===== DATA SHOWN

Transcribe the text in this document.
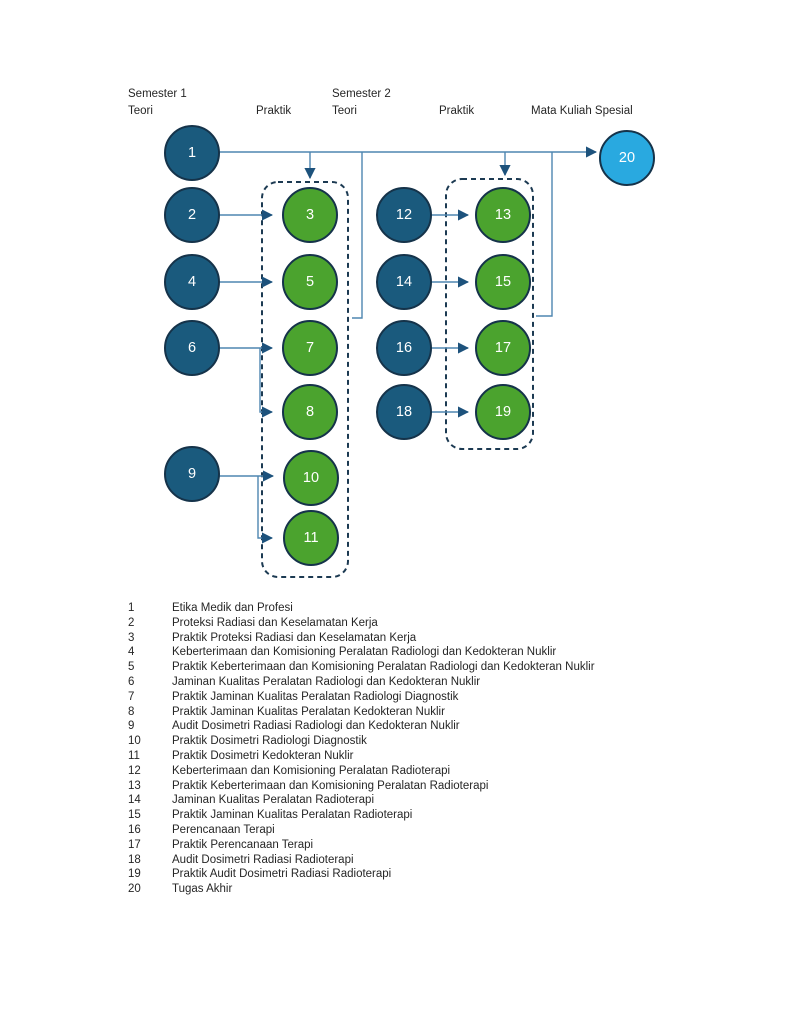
Semester 1
Teori	Praktik
Semester 2
Teori	Praktik	Mata Kuliah Spesial
1
2	3
4	5
6	7
8
9	10
11
12	13
14	15
16	17
18	19
20
1	Etika Medik dan Profesi
2	Proteksi Radiasi dan Keselamatan Kerja
3	Praktik Proteksi Radiasi dan Keselamatan Kerja
4	Keberterimaan dan Komisioning Peralatan Radiologi dan Kedokteran Nuklir
5	Praktik Keberterimaan dan Komisioning Peralatan Radiologi dan Kedokteran Nuklir
6	Jaminan Kualitas Peralatan Radiologi dan Kedokteran Nuklir
7	Praktik Jaminan Kualitas Peralatan Radiologi Diagnostik
8	Praktik Jaminan Kualitas Peralatan Kedokteran Nuklir
9	Audit Dosimetri Radiasi Radiologi dan Kedokteran Nuklir
10	Praktik Dosimetri Radiologi Diagnostik
11	Praktik Dosimetri Kedokteran Nuklir
12	Keberterimaan dan Komisioning Peralatan Radioterapi
13	Praktik Keberterimaan dan Komisioning Peralatan Radioterapi
14	Jaminan Kualitas Peralatan Radioterapi
15	Praktik Jaminan Kualitas Peralatan Radioterapi
16	Perencanaan Terapi
17	Praktik Perencanaan Terapi
18	Audit Dosimetri Radiasi Radioterapi
19	Praktik Audit Dosimetri Radiasi Radioterapi
20	Tugas Akhir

==========

* WHAT YOU WILL DO: Print the records above exactly as they stand, but leave out the pictures.

* OUTPUT FOR THIS EXERCISE:
Transcribe the text in this document.
Semester 1
Teori	Praktik
Semester 2
Teori	Praktik	Mata Kuliah Spesial
1
2	3
4	5
6	7
8
9	10
11
12	13
14	15
16	17
18	19
20
1	Etika Medik dan Profesi
2	Proteksi Radiasi dan Keselamatan Kerja
3	Praktik Proteksi Radiasi dan Keselamatan Kerja
4	Keberterimaan dan Komisioning Peralatan Radiologi dan Kedokteran Nuklir
5	Praktik Keberterimaan dan Komisioning Peralatan Radiologi dan Kedokteran Nuklir
6	Jaminan Kualitas Peralatan Radiologi dan Kedokteran Nuklir
7	Praktik Jaminan Kualitas Peralatan Radiologi Diagnostik
8	Praktik Jaminan Kualitas Peralatan Kedokteran Nuklir
9	Audit Dosimetri Radiasi Radiologi dan Kedokteran Nuklir
10	Praktik Dosimetri Radiologi Diagnostik
11	Praktik Dosimetri Kedokteran Nuklir
12	Keberterimaan dan Komisioning Peralatan Radioterapi
13	Praktik Keberterimaan dan Komisioning Peralatan Radioterapi
14	Jaminan Kualitas Peralatan Radioterapi
15	Praktik Jaminan Kualitas Peralatan Radioterapi
16	Perencanaan Terapi
17	Praktik Perencanaan Terapi
18	Audit Dosimetri Radiasi Radioterapi
19	Praktik Audit Dosimetri Radiasi Radioterapi
20	Tugas Akhir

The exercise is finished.